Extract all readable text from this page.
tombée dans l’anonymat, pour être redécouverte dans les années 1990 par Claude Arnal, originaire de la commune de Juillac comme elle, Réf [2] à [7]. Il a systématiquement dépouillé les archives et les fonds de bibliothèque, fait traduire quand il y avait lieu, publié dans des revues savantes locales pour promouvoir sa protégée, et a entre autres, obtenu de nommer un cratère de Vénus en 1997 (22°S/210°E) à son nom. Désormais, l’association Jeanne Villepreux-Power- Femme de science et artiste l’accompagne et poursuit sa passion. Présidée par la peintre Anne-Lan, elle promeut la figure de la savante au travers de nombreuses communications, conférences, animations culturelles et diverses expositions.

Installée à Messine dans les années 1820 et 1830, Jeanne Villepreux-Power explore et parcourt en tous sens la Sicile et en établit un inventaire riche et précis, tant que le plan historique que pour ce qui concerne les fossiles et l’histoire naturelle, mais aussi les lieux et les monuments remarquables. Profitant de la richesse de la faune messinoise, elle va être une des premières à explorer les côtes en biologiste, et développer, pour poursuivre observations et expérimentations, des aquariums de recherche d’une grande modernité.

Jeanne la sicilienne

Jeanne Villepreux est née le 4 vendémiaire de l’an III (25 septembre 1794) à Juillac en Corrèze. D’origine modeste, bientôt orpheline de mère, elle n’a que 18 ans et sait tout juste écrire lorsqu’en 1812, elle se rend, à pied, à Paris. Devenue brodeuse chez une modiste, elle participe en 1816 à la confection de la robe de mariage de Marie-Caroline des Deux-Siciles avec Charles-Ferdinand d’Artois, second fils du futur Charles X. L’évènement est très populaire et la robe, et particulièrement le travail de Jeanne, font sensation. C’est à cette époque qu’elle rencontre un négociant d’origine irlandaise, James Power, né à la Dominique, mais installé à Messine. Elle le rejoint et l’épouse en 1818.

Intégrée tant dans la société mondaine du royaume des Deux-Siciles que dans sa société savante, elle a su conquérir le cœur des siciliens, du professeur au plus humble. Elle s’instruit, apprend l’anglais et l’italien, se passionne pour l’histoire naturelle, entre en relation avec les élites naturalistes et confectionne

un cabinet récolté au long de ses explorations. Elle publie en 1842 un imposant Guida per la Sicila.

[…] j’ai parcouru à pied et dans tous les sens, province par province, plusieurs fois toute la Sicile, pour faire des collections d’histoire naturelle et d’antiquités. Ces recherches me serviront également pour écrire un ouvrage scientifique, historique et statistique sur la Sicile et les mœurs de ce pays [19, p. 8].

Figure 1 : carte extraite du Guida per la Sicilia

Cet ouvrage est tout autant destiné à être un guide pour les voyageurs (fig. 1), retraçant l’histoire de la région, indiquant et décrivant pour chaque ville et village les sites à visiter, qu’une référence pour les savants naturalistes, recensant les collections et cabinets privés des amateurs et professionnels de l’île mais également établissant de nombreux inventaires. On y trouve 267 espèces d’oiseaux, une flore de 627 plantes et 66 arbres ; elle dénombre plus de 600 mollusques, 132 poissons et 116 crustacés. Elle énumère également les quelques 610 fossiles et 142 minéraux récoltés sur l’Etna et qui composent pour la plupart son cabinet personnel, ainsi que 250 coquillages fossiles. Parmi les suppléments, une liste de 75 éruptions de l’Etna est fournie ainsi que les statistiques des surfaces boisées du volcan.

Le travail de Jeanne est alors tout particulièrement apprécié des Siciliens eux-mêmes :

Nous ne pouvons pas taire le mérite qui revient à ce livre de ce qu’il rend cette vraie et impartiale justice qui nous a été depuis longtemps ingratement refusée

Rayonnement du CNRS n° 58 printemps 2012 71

━━━━━━━━

▸ **What this task involves**
Copy out each line of the listing that holds "tous".

▸ **Completed exercise**
Installée à Messine dans les années 1820 et 1830, Jeanne Villepreux-Power explore et parcourt en tous sens la Sicile et en établit un inventaire riche et précis, tant que le plan historique que pour ce qui concerne les fossiles et l’histoire naturelle, mais aussi les lieux et les monuments remarquables. Profitant de la richesse de la faune messinoise, elle va être une des premières à explorer les côtes en biologiste, et développer, pour poursuivre observations et expérimentations, des aquariums de recherche d’une grande modernité.
[…] j’ai parcouru à pied et dans tous les sens, province par province, plusieurs fois toute la Sicile, pour faire des collections d’histoire naturelle et d’antiquités. Ces recherches me serviront également pour écrire un ouvrage scientifique, historique et statistique sur la Sicile et les mœurs de ce pays [19, p. 8].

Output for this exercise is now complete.